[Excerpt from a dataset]
————
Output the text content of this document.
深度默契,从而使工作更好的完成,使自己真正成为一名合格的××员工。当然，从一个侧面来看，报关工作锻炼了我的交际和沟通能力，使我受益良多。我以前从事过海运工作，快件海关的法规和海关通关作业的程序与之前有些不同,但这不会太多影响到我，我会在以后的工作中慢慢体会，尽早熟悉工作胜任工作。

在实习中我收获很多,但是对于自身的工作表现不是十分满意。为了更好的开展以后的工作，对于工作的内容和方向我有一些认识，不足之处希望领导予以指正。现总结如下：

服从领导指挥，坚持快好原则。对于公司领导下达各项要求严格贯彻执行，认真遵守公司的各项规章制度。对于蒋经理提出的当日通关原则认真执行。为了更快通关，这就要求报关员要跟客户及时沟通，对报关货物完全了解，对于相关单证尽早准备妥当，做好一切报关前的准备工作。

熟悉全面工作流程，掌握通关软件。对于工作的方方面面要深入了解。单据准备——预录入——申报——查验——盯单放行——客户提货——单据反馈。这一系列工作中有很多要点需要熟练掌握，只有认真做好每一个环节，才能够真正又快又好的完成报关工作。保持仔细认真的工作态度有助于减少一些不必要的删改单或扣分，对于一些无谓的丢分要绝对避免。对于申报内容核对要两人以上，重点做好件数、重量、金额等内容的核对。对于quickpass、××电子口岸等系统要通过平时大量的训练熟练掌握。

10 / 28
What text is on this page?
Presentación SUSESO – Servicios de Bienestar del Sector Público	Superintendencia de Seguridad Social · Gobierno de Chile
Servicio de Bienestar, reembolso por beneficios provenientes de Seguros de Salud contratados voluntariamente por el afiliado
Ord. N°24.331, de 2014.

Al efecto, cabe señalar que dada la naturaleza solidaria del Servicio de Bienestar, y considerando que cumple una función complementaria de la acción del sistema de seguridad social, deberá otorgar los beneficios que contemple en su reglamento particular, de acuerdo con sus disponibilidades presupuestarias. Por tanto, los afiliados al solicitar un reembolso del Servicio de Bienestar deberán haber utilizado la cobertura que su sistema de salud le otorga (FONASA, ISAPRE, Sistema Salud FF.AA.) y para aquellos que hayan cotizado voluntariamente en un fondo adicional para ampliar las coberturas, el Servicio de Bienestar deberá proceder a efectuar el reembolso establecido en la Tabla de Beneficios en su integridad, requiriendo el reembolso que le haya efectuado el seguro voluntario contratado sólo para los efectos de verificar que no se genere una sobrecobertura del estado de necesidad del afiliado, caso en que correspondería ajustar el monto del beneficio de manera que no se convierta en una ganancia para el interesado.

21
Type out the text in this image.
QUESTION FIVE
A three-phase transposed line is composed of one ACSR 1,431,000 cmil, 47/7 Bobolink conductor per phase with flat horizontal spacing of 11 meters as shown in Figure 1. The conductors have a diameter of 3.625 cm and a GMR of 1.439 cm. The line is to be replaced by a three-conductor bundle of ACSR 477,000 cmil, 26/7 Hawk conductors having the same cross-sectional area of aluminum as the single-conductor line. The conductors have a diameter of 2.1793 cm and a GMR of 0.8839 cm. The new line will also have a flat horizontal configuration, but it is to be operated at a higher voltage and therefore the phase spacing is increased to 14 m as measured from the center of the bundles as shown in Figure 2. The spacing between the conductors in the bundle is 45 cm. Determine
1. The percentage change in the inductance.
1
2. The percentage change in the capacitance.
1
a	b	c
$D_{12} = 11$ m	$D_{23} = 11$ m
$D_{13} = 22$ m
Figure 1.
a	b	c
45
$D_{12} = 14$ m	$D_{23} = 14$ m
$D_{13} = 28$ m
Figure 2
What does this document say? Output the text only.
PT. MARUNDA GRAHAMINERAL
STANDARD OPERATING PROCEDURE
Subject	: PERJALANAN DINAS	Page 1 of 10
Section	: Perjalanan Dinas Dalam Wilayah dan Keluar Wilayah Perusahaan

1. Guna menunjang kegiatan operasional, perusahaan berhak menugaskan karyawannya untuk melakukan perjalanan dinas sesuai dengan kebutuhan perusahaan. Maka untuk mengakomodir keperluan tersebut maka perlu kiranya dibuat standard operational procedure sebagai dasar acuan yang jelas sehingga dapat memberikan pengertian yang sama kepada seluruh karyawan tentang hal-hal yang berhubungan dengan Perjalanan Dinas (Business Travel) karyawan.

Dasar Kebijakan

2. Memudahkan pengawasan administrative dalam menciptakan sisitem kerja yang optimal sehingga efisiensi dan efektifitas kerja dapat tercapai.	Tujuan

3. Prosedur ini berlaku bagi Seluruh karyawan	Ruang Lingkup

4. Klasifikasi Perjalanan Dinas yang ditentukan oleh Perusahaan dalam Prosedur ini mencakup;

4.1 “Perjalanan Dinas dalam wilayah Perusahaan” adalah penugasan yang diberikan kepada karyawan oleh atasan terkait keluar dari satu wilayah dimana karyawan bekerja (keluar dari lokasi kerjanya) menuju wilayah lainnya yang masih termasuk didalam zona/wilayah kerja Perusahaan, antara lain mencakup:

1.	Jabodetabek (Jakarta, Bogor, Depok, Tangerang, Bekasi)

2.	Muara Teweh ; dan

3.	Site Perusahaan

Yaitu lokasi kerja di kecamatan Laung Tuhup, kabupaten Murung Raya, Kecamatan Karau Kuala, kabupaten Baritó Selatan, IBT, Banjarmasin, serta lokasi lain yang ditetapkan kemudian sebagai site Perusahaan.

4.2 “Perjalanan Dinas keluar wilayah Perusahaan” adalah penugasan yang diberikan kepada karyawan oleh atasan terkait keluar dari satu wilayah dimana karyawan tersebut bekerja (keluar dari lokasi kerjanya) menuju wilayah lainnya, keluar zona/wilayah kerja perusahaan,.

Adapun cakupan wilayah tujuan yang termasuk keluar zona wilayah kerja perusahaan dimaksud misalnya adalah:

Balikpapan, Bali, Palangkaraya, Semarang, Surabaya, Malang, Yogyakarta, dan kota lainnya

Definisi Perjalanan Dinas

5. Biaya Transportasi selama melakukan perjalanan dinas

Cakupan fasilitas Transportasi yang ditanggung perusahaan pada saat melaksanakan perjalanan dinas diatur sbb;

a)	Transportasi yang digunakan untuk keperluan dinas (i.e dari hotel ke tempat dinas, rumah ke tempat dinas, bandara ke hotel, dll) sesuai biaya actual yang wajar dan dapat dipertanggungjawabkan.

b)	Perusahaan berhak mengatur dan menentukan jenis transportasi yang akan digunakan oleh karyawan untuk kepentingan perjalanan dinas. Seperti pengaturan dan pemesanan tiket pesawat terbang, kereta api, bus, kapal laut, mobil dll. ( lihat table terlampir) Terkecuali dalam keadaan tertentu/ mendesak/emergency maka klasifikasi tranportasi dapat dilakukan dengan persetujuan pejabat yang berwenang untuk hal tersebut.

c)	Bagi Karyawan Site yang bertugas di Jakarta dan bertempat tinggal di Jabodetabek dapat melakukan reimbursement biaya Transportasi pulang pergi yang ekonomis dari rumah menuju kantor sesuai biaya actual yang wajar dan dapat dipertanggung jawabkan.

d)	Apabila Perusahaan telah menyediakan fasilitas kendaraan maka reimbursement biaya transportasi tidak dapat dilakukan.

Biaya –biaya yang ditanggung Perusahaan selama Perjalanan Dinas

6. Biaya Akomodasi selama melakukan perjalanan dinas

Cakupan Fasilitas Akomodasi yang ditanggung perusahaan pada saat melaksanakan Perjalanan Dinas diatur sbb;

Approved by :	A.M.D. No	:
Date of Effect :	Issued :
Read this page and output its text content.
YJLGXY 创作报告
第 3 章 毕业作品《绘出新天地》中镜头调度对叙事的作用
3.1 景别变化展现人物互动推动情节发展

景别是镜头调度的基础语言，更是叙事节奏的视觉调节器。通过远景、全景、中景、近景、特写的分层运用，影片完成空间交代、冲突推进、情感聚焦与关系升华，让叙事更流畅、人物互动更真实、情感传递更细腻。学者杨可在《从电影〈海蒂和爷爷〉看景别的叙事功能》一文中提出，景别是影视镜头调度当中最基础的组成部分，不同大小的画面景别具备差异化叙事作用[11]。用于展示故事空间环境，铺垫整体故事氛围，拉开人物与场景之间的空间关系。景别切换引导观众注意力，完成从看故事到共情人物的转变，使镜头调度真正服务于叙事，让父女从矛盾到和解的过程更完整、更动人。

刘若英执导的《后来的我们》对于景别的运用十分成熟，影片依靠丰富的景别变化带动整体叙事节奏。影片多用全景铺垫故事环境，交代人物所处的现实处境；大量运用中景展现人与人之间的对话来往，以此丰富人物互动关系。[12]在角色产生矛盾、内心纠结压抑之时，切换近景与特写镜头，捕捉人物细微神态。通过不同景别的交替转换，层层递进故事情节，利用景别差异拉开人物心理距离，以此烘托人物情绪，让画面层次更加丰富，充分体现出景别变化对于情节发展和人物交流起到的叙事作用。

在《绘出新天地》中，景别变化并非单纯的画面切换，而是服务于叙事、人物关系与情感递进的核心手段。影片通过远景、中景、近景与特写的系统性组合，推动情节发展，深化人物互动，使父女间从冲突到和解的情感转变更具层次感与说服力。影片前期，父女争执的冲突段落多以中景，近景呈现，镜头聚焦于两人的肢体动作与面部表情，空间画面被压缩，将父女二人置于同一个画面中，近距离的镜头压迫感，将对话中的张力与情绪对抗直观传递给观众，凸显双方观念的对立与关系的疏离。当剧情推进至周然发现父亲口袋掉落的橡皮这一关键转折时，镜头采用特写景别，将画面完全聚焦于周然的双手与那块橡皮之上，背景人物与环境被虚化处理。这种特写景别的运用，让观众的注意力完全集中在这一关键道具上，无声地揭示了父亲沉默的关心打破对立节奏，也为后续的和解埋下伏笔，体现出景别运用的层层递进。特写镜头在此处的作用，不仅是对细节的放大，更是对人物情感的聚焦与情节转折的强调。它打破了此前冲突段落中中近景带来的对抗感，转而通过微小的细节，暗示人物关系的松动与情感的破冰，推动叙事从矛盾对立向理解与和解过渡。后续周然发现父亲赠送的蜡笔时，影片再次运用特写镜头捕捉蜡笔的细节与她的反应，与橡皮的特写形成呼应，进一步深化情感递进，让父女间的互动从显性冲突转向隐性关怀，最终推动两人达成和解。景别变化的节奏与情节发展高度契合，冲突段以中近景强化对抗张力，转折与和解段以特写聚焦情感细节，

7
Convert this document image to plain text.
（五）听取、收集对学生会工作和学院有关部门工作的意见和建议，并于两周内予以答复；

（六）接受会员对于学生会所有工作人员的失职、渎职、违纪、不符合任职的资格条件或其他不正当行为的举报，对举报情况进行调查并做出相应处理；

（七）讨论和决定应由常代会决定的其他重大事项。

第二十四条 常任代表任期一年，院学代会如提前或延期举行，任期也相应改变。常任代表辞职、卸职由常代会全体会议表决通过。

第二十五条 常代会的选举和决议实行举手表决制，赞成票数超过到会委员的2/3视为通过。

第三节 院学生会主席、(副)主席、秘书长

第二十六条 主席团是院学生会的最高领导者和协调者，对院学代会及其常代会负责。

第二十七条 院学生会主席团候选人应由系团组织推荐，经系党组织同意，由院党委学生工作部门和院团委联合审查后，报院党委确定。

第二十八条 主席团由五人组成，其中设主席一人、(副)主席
————
> [Work to do] Your answer should be a single number: the count of lines containing the word "saat".

> [Task response] 2